Raw records:

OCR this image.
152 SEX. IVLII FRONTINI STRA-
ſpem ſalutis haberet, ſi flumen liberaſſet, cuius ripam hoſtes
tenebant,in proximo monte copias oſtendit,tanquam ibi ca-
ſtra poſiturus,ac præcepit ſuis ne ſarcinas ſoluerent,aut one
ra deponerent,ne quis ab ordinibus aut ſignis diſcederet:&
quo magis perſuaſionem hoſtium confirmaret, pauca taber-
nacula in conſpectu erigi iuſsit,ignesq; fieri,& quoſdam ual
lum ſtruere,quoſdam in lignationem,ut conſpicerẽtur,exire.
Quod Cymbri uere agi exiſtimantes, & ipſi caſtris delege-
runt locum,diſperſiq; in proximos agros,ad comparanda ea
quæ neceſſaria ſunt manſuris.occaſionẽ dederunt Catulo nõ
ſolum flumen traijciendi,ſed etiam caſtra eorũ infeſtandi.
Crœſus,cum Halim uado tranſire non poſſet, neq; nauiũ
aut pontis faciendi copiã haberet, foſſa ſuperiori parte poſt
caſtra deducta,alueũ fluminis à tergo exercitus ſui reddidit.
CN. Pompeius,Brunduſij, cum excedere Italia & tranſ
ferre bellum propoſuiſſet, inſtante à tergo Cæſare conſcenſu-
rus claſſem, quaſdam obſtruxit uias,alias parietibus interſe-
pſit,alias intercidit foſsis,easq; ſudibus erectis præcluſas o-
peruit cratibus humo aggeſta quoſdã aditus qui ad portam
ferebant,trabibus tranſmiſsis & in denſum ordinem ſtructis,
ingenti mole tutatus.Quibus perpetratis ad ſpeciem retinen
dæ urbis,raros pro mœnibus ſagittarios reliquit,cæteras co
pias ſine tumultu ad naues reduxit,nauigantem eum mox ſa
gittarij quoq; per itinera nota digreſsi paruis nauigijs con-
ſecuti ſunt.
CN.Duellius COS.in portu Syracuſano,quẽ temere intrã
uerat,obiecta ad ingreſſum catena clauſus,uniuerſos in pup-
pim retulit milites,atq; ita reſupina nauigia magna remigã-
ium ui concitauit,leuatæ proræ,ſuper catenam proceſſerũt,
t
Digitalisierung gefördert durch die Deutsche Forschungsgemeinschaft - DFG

Stated exercise: How many lines of the data hold the string "caſtra"? Reply with the number alone.

Response for this exercise: 2